SET EXERCISE A:
Translate this sentence from the passage on the Guaramid dynasty into Spanish: "Three of them were bestowed with the dignity of curopalates by the Byzantine imperial court, a common honorific for friendly foreign rulers."

= Guaramid dynasty =

The Guaramid dynasty or Guaramiani (გუარამიანი) was the younger branch of the Chosroid royal house of Iberia (Kartli, eastern Georgia). They ruled Iberia as Grand dukes (erismtavari) in the periods of 588–627, 684–748, and 779/780–786, and three of them were bestowed with the dignity of curopalates by the Byzantine imperial court.

== History ==

This branch descended from Leo, son of the Iberian King Vakhtang I and his second wife, Helena, a relative of the Byzantine emperor (485/6). Leo and his brother Mihrdat were given the western portion of the Kingdom of Iberia, composed of the duchies of Klarjeti, Odzrkhe, and the western half of that of Tsunda, of which, however, they were soon deprived by the elder Chosroid line and left as Princes of Klarjeti and Javakheti. Beginning with Leo's son Guaram I (r. 588–c. 590), members of this house were Presiding Princes of Iberia in the years 588–627, 684–748, and 779/780–786. Three of them were bestowed with the dignity of curopalates by the Byzantine imperial court, a common honorific for friendly foreign rulers.

SET EXERCISE B:
Quote the records word for word, from their first line up to and including the line with "x-tick-label: 60 xyxy=(358,455,377,474)".

SUPPLIED MATERIAL:
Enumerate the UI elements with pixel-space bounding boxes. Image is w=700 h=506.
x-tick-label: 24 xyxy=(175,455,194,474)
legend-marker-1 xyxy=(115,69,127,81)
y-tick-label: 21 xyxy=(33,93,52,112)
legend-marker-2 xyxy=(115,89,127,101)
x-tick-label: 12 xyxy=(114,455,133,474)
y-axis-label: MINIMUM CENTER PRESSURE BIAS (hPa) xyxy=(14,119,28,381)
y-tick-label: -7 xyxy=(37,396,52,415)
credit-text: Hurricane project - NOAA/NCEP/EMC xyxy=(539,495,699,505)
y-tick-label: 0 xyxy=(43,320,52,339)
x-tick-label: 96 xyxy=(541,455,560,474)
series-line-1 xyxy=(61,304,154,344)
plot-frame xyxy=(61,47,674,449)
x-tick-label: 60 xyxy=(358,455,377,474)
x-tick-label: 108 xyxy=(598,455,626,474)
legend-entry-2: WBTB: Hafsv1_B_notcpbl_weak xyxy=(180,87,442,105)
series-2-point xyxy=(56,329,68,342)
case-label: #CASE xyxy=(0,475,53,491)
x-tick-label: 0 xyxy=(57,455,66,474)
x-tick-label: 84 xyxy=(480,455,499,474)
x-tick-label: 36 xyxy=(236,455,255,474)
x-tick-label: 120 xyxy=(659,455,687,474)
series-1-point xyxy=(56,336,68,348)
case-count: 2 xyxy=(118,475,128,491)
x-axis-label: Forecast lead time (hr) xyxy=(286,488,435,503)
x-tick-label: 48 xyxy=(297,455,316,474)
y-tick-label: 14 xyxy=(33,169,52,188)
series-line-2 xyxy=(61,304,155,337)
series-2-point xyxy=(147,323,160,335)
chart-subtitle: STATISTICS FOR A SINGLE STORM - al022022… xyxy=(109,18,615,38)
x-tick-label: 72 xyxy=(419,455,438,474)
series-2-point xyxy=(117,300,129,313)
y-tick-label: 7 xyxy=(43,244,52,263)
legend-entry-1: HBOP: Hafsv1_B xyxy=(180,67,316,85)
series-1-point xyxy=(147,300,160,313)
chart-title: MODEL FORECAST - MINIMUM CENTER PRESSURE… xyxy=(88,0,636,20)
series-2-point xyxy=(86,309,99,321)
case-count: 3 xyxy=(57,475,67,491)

RIGHT ANSWER A:
Tres de ellos recibieron de la corte imperial bizantina la dignidad de curopalata, un título honorífico común para los gobernantes extranjeros amistosos.

RIGHT ANSWER B:
Enumerate the UI elements with pixel-space bounding boxes. Image is w=700 h=506.
x-tick-label: 24 xyxy=(175,455,194,474)
legend-marker-1 xyxy=(115,69,127,81)
y-tick-label: 21 xyxy=(33,93,52,112)
legend-marker-2 xyxy=(115,89,127,101)
x-tick-label: 12 xyxy=(114,455,133,474)
y-axis-label: MINIMUM CENTER PRESSURE BIAS (hPa) xyxy=(14,119,28,381)
y-tick-label: -7 xyxy=(37,396,52,415)
credit-text: Hurricane project - NOAA/NCEP/EMC xyxy=(539,495,699,505)
y-tick-label: 0 xyxy=(43,320,52,339)
x-tick-label: 96 xyxy=(541,455,560,474)
series-line-1 xyxy=(61,304,154,344)
plot-frame xyxy=(61,47,674,449)
x-tick-label: 60 xyxy=(358,455,377,474)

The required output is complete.